Take every line from the material that has the word "What" in it.

----------

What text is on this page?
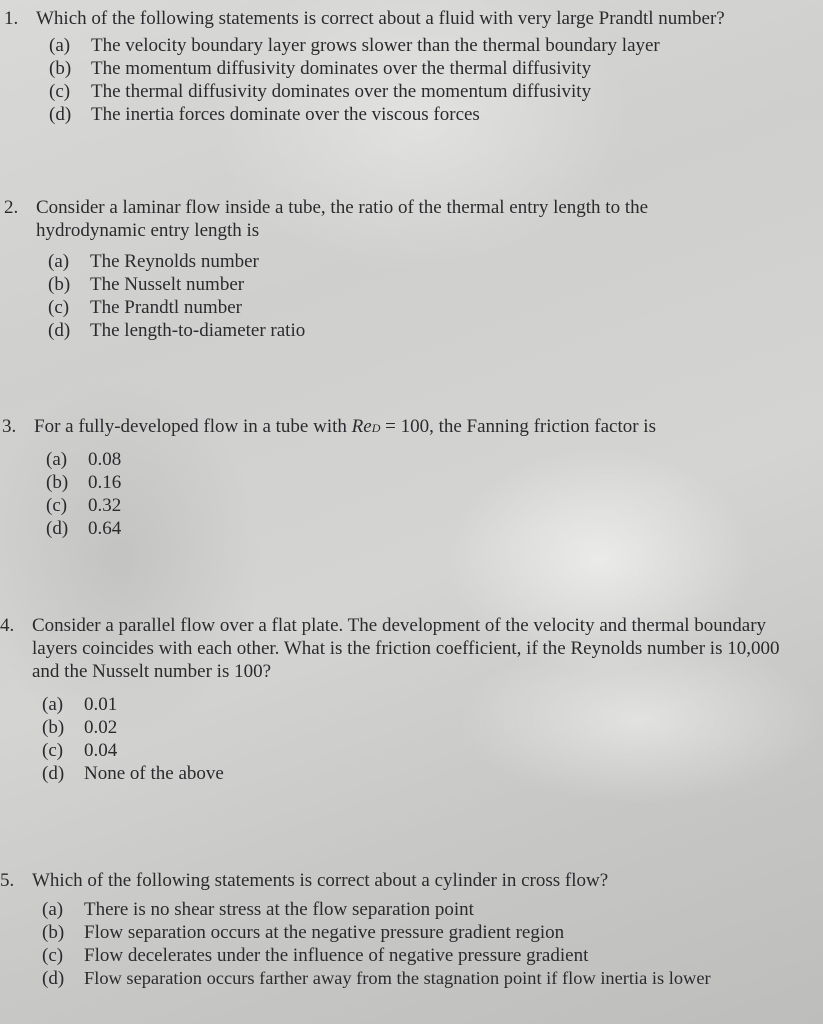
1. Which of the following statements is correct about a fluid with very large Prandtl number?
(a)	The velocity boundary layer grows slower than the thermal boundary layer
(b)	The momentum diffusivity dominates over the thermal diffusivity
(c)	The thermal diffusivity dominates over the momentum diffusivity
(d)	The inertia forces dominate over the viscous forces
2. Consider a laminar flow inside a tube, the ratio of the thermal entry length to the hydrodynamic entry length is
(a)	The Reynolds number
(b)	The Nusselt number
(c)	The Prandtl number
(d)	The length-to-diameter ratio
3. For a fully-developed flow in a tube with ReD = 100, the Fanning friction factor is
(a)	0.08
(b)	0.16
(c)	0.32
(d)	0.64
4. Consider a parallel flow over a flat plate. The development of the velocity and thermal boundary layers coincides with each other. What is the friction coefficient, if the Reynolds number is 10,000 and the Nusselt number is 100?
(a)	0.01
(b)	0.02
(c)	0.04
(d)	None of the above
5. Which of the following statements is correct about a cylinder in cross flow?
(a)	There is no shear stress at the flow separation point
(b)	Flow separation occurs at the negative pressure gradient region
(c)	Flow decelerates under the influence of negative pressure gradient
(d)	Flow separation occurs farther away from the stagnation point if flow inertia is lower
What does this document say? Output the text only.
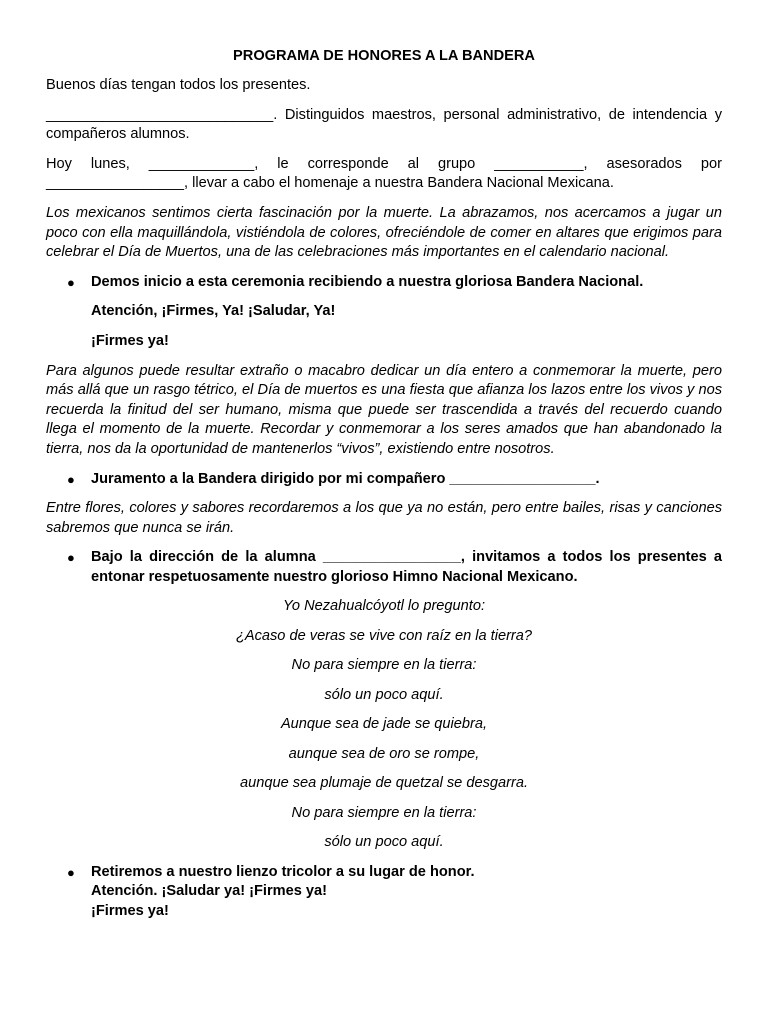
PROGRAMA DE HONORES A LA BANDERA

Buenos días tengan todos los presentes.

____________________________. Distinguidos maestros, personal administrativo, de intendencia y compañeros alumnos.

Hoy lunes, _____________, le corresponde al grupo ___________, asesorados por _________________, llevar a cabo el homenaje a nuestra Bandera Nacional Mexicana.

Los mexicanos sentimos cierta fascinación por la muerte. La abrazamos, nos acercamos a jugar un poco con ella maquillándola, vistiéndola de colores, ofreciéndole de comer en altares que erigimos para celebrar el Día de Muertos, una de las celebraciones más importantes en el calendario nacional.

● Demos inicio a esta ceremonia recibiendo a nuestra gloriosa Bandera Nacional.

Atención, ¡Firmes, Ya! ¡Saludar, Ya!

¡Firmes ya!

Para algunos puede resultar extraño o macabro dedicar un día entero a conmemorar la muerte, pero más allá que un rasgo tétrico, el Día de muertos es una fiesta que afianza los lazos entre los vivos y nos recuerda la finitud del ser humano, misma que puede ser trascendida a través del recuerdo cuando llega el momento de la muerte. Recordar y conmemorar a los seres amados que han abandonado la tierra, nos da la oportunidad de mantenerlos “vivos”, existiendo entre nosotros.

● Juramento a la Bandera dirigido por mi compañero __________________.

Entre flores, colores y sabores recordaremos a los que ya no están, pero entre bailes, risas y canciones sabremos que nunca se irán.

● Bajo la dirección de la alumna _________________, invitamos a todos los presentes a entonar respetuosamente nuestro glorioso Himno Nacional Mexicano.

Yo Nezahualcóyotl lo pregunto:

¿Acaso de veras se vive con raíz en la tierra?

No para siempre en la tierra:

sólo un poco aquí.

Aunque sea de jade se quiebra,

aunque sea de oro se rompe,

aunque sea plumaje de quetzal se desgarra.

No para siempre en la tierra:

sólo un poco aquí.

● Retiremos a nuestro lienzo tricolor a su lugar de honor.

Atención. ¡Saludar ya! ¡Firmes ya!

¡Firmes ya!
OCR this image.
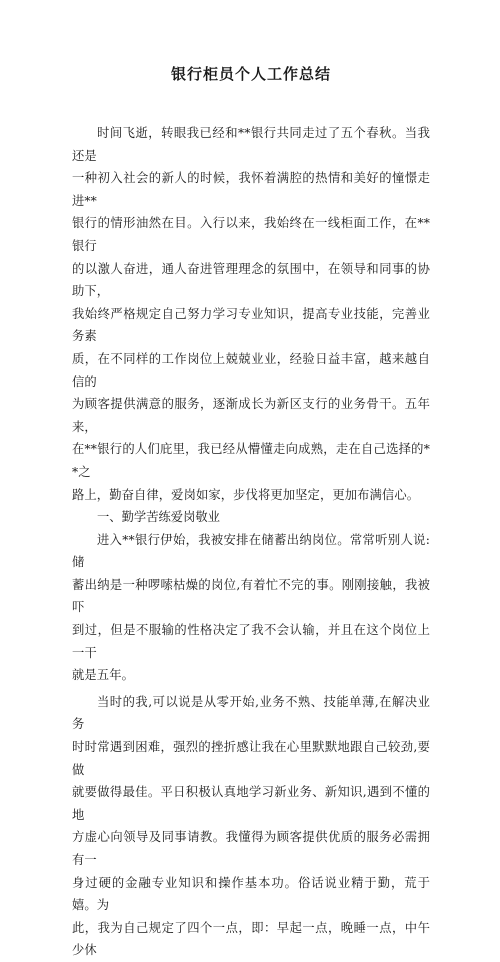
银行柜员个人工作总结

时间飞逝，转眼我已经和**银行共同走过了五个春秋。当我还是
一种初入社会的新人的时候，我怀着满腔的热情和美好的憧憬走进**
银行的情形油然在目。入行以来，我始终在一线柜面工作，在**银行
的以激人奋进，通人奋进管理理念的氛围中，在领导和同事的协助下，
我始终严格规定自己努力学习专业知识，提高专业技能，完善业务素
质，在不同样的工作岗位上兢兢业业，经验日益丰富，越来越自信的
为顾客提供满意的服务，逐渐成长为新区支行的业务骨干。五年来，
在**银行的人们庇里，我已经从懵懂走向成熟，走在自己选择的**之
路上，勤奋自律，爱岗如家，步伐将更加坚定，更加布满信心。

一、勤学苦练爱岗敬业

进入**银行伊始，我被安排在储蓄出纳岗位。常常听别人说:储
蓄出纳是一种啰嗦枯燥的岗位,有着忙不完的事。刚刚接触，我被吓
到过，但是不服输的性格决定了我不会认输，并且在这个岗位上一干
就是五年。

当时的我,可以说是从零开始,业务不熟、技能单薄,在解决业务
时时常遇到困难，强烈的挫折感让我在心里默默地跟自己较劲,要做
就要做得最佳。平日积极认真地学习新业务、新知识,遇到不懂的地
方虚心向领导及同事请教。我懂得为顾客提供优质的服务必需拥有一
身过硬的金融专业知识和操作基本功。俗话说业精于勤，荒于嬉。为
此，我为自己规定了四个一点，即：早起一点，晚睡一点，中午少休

----------

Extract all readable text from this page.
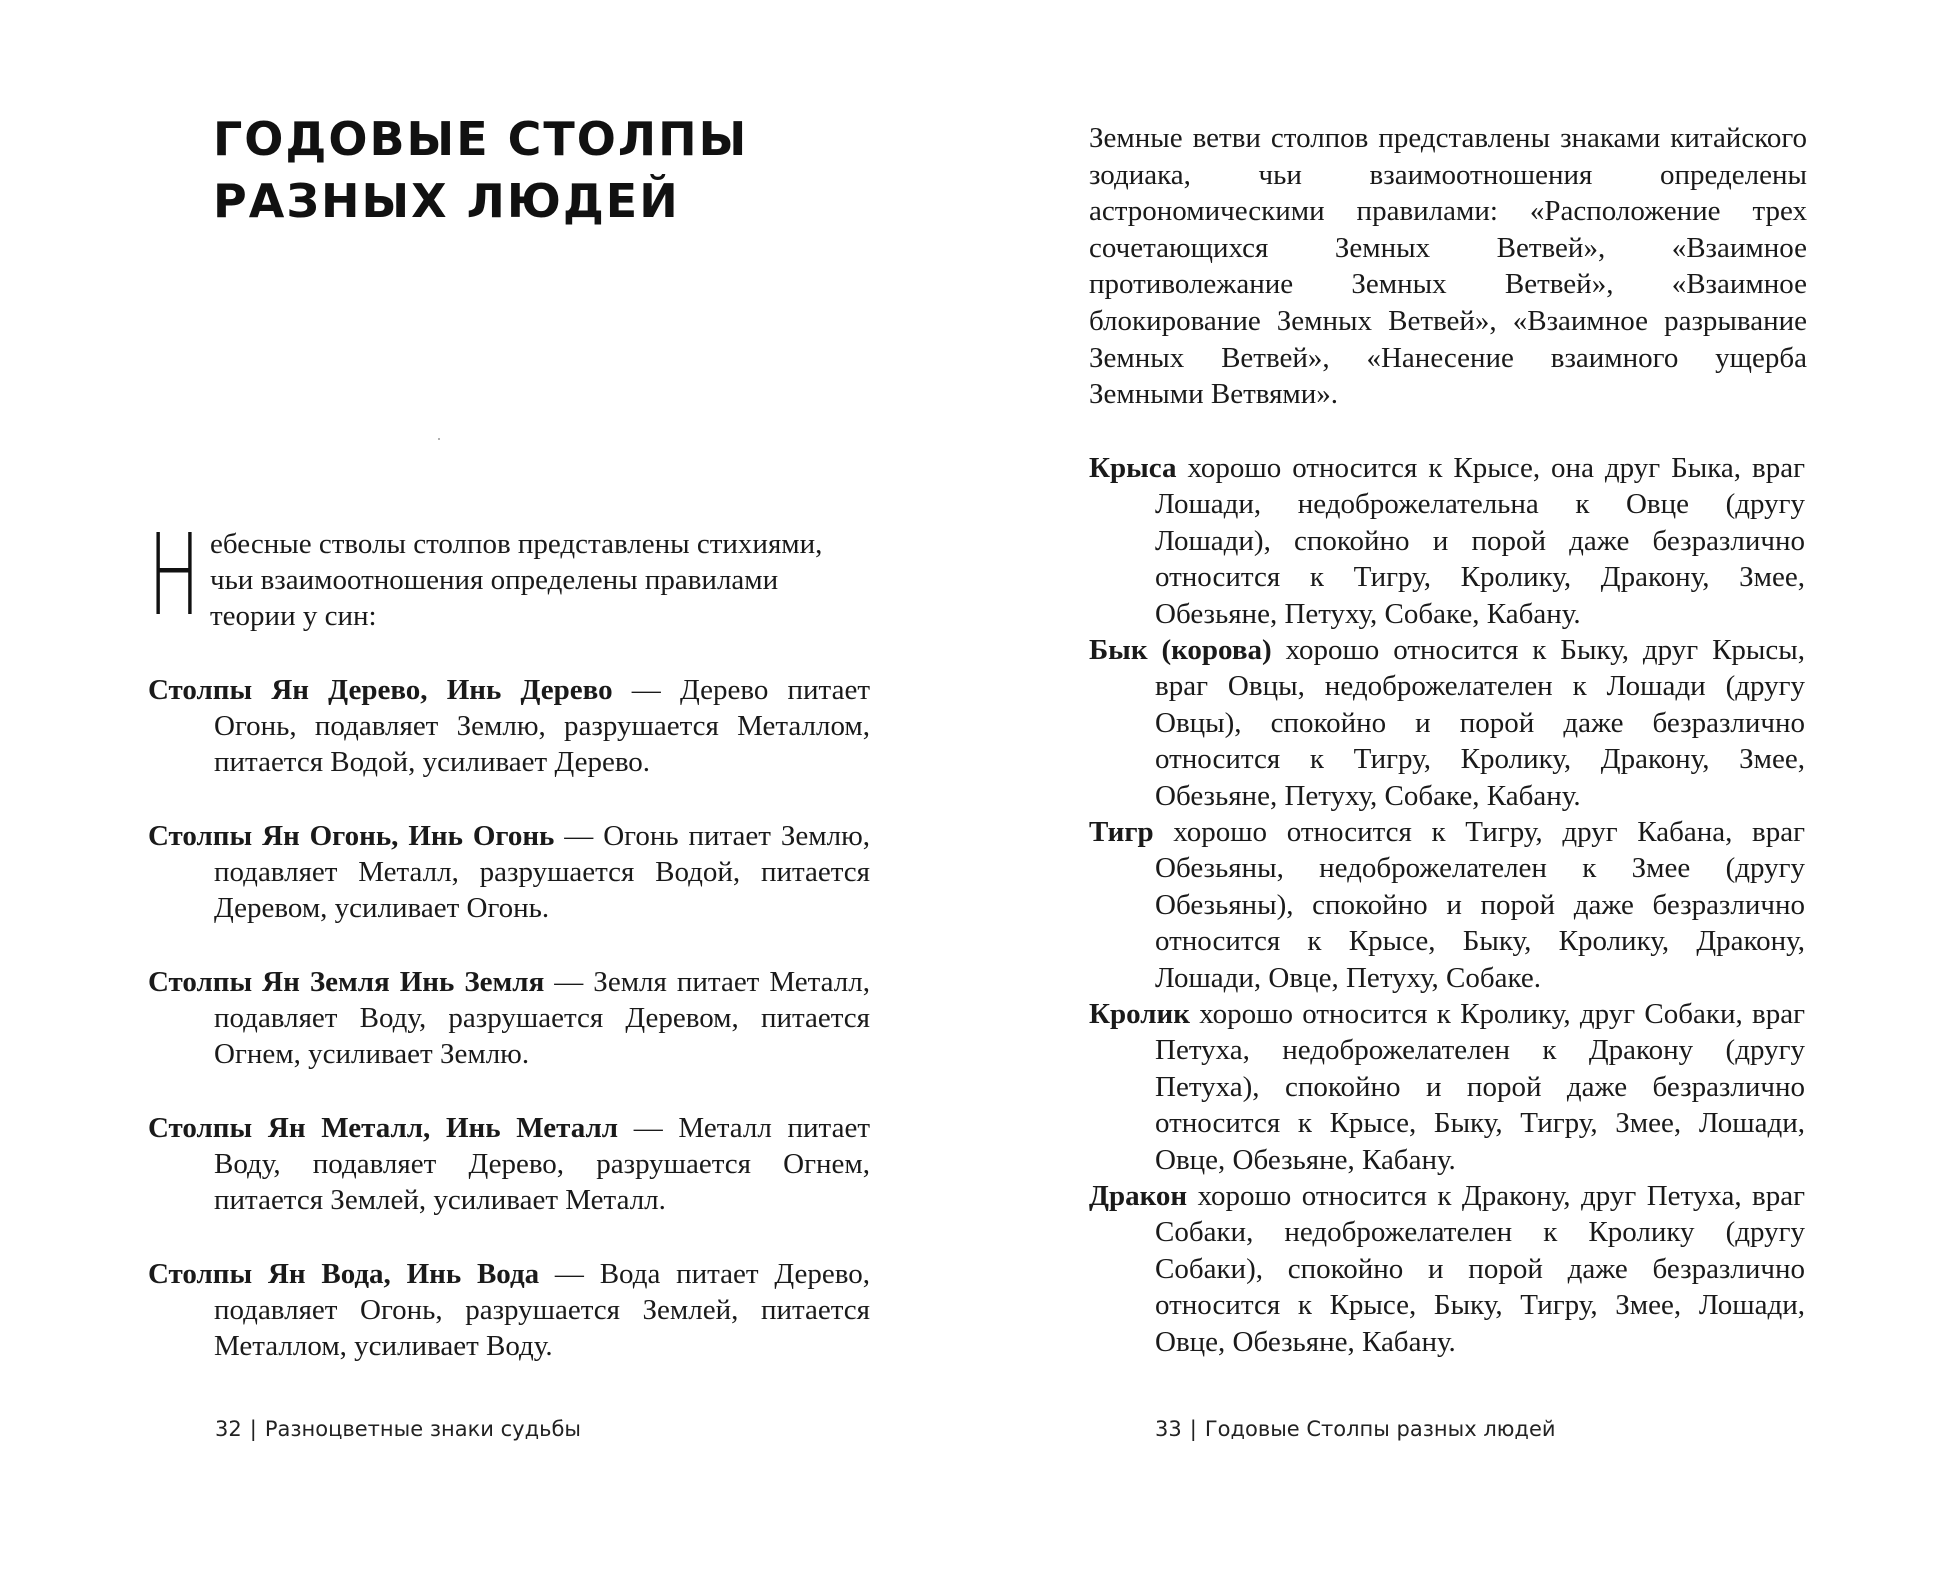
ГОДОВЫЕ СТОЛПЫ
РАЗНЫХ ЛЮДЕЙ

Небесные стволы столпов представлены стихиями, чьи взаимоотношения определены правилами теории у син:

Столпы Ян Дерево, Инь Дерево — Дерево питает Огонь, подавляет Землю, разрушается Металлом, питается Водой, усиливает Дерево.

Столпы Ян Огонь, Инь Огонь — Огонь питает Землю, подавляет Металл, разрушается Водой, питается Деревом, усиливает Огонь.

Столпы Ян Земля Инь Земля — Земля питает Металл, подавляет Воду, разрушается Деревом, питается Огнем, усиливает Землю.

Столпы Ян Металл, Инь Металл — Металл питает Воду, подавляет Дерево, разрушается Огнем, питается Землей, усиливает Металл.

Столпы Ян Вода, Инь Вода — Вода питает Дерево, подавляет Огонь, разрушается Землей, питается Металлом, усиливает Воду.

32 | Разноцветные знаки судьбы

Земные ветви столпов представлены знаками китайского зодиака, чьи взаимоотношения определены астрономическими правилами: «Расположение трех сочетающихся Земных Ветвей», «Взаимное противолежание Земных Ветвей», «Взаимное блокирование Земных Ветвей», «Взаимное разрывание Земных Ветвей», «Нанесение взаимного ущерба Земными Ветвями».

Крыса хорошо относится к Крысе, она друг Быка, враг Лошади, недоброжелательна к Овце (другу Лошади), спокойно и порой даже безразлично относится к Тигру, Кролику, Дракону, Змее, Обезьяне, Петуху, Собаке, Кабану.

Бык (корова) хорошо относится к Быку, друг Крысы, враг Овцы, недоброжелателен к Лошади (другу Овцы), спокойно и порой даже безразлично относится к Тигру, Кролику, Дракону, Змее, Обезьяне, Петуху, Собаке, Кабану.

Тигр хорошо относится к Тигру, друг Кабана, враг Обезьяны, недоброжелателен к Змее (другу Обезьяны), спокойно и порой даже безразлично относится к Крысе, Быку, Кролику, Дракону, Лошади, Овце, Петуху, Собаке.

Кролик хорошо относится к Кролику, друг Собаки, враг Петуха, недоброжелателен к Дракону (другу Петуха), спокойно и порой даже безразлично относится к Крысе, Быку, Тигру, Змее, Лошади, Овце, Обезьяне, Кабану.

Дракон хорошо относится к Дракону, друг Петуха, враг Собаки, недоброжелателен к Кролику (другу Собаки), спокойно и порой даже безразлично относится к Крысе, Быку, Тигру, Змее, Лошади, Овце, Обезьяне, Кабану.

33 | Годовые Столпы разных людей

----------

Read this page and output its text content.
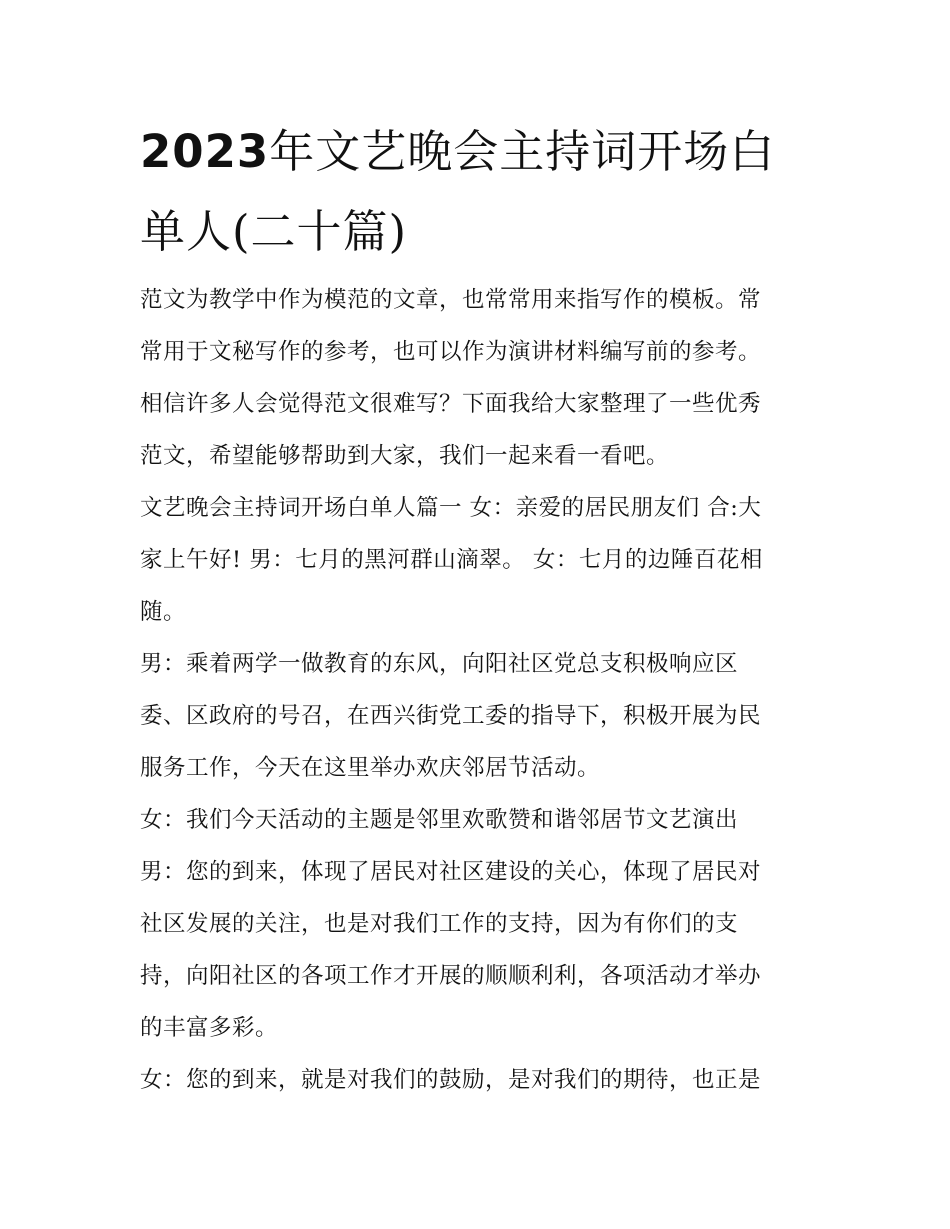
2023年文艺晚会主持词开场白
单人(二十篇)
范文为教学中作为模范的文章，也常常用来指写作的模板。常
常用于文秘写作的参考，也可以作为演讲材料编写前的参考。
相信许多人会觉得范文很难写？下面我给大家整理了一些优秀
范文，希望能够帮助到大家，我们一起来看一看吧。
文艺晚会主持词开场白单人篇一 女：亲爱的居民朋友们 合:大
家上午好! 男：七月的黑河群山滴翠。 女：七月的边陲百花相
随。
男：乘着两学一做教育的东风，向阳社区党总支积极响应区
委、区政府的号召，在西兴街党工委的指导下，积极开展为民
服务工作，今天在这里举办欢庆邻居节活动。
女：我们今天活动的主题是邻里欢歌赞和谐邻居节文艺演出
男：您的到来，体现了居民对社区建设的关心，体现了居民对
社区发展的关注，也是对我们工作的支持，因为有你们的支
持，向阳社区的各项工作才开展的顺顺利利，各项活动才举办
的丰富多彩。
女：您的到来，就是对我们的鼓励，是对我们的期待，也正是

----------

§ Written response:
What text is on this page?
4. Consider a parallel flow over a flat plate. The development of the velocity and thermal boundary layers coincides with each other. What is the friction coefficient, if the Reynolds number is 10,000 and the Nusselt number is 100?
What does this document say? Output the text only.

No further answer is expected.